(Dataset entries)

>>>>>

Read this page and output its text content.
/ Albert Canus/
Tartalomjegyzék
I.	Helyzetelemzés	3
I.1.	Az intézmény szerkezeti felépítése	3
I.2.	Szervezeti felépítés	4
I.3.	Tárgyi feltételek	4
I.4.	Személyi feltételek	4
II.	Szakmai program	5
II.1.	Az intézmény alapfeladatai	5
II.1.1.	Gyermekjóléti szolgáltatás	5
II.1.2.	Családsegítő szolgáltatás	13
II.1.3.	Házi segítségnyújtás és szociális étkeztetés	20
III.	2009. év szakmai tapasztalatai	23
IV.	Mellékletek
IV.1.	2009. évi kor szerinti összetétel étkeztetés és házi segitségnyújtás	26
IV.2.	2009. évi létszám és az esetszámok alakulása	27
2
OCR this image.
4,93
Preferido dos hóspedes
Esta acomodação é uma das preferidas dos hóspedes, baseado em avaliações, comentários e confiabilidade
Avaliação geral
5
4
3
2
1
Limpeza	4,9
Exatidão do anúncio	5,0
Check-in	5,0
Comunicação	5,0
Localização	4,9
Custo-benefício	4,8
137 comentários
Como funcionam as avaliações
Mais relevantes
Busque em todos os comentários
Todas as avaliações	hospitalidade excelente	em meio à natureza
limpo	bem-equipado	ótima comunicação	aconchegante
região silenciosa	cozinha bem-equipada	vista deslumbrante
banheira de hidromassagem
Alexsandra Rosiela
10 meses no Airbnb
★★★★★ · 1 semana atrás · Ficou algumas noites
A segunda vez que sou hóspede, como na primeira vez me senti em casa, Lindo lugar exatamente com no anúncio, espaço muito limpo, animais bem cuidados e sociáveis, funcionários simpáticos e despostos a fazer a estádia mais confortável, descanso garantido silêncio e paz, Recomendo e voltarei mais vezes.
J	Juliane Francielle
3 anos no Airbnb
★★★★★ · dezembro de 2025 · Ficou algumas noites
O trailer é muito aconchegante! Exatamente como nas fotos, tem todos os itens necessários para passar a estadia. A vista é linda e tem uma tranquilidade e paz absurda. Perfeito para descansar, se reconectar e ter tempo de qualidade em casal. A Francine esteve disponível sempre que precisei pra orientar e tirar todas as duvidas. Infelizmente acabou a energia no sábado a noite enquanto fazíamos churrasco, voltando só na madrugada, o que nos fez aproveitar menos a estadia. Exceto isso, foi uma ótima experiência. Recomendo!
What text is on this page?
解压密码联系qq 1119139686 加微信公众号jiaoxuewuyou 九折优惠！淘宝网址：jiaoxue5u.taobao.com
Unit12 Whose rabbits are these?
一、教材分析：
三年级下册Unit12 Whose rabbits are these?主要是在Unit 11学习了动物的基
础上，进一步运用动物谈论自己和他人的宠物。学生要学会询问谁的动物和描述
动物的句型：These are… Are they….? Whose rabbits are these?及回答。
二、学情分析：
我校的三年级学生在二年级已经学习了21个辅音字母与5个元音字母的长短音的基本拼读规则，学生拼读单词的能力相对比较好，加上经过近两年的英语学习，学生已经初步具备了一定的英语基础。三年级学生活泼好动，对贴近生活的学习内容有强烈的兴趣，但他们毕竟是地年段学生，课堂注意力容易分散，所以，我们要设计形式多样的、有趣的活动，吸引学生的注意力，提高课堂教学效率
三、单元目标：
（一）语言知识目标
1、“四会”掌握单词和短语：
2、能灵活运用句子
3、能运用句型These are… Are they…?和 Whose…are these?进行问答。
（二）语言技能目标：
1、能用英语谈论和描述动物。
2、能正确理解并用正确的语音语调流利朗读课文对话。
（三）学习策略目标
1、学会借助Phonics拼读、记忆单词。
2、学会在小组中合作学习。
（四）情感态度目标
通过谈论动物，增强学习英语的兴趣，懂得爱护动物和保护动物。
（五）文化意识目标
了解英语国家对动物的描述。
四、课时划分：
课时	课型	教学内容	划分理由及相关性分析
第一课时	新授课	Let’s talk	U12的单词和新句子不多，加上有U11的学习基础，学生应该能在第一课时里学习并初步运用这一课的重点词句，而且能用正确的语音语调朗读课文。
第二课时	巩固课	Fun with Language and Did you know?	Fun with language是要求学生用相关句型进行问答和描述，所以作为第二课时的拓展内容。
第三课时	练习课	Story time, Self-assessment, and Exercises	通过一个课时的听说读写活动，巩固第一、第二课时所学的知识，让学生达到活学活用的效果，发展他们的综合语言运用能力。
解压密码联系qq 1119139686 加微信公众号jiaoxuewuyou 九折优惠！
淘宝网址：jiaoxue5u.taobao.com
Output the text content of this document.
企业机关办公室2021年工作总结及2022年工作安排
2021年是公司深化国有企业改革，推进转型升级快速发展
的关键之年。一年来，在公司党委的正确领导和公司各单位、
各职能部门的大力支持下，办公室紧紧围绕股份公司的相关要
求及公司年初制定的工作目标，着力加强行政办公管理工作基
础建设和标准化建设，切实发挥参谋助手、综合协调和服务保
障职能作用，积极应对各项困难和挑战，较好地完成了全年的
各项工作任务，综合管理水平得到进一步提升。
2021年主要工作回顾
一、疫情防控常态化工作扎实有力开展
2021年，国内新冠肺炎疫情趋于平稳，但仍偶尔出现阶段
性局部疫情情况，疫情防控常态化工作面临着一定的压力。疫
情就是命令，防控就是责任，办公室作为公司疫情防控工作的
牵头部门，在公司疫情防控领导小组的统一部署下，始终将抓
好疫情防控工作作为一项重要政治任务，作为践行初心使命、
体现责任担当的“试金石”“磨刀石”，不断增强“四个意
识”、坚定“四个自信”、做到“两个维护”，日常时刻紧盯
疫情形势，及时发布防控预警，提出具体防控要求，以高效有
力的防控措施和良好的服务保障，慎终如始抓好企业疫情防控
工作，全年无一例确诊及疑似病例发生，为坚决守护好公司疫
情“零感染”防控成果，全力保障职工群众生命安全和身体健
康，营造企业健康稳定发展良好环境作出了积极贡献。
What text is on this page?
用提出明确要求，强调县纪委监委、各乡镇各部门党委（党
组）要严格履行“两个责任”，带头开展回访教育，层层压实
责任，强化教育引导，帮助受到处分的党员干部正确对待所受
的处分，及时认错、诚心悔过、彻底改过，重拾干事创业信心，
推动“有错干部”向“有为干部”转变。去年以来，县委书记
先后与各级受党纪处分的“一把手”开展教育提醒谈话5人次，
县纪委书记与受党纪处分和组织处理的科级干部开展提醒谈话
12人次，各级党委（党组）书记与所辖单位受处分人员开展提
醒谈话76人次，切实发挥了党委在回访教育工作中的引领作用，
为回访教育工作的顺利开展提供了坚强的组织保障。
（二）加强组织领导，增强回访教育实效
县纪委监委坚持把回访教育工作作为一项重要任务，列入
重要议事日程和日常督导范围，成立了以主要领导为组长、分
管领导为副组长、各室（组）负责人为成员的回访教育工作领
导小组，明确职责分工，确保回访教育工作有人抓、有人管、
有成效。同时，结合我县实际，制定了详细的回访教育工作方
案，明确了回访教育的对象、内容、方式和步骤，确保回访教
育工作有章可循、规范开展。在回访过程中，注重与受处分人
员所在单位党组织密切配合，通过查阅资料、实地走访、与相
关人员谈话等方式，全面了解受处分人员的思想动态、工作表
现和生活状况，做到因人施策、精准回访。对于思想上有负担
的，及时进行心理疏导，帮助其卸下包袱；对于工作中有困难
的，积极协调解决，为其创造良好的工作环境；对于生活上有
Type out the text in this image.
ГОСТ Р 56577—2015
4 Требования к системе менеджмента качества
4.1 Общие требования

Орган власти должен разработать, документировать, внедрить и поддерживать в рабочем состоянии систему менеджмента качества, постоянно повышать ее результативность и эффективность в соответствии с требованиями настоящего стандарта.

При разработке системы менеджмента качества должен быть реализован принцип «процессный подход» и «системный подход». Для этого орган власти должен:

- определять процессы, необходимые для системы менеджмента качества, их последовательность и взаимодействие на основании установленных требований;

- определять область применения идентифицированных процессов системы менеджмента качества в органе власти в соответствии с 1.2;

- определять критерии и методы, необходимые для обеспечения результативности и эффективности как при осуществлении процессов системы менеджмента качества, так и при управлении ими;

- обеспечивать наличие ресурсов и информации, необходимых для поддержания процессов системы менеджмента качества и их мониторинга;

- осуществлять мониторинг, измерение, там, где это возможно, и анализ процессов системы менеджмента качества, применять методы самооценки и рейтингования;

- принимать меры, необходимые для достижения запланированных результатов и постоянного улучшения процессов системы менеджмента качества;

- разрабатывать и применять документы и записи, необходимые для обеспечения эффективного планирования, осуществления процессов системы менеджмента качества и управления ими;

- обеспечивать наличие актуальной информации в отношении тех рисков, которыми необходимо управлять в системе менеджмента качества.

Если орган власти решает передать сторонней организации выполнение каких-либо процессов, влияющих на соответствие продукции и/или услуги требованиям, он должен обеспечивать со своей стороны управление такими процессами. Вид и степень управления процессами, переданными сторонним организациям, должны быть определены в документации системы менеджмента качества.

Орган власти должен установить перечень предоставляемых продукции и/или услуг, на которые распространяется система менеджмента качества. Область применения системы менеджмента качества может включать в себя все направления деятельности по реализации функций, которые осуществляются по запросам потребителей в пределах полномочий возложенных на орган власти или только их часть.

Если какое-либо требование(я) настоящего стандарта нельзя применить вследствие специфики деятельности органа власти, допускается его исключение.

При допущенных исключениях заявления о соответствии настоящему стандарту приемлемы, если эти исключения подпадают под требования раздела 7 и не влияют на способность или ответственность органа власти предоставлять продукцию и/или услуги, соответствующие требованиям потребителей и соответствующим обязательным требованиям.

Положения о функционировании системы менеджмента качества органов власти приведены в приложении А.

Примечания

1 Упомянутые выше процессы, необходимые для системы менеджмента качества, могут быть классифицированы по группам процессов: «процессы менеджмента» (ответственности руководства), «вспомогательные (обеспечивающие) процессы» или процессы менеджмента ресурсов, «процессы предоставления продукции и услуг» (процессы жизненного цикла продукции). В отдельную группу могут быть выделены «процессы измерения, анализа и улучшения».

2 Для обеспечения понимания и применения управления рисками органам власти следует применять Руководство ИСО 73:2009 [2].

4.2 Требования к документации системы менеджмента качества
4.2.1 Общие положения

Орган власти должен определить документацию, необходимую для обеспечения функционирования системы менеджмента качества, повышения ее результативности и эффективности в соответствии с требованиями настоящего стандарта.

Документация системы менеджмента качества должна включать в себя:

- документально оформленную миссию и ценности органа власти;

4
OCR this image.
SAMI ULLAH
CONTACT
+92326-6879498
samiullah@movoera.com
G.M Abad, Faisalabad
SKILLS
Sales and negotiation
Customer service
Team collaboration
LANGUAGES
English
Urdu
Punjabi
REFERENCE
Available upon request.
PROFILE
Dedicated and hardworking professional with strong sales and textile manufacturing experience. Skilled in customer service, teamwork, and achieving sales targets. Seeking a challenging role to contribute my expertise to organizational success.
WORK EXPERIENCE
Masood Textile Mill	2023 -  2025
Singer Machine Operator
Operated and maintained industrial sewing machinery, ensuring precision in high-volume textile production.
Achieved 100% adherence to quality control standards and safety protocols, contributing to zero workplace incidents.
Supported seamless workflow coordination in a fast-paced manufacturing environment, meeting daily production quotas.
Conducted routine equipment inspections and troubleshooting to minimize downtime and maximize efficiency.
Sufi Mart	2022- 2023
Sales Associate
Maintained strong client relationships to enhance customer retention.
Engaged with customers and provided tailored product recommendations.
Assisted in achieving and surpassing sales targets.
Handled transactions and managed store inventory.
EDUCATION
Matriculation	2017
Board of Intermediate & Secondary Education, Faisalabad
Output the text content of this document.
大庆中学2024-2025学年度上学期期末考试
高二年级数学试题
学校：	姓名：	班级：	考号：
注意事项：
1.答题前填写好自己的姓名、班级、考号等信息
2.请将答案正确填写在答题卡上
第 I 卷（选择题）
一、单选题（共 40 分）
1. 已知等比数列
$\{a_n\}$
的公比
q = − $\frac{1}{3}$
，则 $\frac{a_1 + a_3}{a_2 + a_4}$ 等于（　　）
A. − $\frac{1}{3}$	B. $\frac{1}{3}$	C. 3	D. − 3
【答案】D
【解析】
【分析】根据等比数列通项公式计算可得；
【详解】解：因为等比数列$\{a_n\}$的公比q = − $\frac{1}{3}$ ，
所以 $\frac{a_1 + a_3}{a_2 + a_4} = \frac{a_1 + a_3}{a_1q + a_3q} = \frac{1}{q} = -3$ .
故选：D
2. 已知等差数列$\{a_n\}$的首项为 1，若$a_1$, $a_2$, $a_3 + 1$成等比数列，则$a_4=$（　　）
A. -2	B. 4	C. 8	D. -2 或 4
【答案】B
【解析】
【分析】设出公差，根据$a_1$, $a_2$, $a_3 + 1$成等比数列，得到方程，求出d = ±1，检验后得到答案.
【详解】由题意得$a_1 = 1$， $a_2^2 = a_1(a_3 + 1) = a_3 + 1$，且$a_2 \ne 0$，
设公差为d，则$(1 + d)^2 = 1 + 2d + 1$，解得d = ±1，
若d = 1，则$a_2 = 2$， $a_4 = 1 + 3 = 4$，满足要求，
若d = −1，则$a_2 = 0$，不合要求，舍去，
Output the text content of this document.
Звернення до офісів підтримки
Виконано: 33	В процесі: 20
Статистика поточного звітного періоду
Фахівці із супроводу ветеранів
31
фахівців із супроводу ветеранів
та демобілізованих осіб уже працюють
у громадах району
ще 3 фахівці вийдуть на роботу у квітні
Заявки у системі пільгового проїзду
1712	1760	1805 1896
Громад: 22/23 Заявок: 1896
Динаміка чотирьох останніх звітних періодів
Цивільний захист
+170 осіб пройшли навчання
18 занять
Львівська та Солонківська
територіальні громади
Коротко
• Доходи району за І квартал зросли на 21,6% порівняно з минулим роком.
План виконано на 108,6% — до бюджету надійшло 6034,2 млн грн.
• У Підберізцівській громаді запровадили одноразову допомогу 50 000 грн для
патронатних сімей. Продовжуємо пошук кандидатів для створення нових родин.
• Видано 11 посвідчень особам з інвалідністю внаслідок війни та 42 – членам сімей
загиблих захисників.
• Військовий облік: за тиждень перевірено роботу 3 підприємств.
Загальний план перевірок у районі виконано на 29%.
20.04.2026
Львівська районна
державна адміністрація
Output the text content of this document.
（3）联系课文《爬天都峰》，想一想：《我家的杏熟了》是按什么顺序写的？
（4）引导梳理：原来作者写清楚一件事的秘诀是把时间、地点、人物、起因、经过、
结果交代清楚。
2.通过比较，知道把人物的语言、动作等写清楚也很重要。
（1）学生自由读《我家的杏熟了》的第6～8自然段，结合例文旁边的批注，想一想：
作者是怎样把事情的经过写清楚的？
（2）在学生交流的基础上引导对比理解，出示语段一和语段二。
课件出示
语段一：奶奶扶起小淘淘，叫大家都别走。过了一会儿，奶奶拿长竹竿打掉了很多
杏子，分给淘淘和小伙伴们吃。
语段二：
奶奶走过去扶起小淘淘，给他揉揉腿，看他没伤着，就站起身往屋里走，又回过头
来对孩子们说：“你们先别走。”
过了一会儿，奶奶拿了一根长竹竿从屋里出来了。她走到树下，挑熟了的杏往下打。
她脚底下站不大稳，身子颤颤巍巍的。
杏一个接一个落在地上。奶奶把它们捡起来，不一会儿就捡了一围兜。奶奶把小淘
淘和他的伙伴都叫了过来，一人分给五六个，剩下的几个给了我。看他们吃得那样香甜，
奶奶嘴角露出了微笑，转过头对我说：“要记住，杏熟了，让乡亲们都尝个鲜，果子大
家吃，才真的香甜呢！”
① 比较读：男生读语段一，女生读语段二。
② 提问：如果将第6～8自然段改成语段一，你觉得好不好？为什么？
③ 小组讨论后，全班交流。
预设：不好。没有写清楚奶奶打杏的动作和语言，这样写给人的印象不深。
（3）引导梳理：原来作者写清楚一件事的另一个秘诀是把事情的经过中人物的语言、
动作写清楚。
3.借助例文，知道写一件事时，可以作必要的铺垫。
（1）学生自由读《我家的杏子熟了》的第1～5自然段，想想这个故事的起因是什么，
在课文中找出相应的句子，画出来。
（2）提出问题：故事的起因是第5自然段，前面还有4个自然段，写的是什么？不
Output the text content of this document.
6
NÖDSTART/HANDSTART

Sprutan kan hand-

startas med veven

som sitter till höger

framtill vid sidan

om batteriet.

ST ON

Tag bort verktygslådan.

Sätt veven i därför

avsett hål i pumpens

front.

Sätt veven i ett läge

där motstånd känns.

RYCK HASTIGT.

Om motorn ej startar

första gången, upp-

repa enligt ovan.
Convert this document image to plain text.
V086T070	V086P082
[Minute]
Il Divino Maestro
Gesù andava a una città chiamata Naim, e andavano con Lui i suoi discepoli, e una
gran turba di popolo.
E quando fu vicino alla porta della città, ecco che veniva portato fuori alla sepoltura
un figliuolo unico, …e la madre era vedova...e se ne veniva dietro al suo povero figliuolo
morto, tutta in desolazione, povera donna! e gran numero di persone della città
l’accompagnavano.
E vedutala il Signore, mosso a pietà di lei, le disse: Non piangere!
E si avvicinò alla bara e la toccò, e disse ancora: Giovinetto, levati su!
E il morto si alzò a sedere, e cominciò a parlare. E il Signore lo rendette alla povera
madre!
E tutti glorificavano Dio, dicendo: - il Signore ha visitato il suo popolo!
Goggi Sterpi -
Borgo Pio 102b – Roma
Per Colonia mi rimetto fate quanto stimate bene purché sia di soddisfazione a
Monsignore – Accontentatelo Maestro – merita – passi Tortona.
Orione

<<<<<

= Written problem =
Using the records above, copy every line that has the word "эффективности" in it.

= Written answer =
- определять критерии и методы, необходимые для обеспечения результативности и эффективности как при осуществлении процессов системы менеджмента качества, так и при управлении ими;
Орган власти должен определить документацию, необходимую для обеспечения функционирования системы менеджмента качества, повышения ее результативности и эффективности в соответствии с требованиями настоящего стандарта.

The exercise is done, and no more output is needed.